OBJECTIVE:
State the number of lines that contain the word "Sided", and add nothing else.

(Source data)
◆ ◆ ◆ ◆ ◆ ◆ ◆
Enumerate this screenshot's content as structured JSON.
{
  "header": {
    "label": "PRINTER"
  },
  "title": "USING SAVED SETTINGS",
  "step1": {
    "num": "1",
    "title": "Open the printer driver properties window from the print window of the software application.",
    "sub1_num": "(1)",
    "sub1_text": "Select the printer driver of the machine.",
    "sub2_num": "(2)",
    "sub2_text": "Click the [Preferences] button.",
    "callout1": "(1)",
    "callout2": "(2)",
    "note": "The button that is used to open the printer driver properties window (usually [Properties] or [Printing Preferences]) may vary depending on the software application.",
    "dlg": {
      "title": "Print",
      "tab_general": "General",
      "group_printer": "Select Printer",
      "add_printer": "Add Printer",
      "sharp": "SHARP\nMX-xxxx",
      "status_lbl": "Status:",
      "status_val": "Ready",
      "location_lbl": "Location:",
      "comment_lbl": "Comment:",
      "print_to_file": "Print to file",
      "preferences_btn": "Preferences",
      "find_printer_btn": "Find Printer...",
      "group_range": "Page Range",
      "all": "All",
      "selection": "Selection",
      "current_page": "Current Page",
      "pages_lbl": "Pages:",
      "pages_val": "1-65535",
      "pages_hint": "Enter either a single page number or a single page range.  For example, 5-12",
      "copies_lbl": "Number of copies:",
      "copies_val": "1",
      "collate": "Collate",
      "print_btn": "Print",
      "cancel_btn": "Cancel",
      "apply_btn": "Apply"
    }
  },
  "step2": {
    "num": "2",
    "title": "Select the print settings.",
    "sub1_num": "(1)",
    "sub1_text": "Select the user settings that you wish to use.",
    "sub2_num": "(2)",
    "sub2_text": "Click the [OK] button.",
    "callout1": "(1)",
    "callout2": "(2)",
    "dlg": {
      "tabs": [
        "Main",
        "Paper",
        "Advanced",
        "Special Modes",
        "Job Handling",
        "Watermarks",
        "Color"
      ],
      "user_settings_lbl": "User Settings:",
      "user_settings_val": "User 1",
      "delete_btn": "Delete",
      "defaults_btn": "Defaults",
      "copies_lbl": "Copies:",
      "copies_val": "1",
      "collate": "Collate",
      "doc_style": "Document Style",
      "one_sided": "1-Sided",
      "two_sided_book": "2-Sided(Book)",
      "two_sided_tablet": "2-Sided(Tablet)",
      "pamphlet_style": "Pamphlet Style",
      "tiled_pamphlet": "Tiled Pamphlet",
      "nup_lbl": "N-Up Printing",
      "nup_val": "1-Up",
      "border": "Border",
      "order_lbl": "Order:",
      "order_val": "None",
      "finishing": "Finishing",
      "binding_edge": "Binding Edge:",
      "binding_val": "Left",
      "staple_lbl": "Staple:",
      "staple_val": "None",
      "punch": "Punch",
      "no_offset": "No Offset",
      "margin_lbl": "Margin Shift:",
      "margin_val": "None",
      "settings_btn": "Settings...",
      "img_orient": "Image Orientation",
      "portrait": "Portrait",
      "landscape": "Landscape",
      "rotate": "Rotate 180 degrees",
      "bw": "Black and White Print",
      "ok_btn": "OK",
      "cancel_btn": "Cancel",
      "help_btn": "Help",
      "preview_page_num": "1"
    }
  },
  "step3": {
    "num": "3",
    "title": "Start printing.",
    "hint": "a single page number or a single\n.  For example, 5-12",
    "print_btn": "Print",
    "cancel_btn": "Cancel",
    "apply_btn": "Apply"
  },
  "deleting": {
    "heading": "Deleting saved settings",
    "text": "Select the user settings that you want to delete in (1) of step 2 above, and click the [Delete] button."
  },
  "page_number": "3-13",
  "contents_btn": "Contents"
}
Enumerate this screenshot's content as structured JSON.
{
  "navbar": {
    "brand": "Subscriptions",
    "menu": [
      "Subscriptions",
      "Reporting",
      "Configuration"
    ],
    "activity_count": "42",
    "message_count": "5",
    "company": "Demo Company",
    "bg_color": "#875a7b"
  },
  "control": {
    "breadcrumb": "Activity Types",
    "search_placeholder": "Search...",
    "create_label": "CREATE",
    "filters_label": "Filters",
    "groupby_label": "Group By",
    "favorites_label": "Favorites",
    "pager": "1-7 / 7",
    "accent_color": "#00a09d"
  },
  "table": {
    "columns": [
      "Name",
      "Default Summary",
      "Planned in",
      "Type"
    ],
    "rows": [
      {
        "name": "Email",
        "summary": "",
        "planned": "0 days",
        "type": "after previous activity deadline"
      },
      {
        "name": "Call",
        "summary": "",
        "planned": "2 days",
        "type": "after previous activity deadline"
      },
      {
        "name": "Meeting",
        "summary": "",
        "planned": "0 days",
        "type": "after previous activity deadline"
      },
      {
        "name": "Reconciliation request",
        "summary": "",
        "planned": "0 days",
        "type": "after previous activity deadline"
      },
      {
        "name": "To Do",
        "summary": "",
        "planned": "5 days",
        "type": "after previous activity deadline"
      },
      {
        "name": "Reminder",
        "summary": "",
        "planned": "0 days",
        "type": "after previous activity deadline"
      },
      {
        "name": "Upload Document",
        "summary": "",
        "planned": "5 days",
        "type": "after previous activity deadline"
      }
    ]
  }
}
◆ ◆ ◆ ◆ ◆ ◆ ◆
FINAL RESULT:
3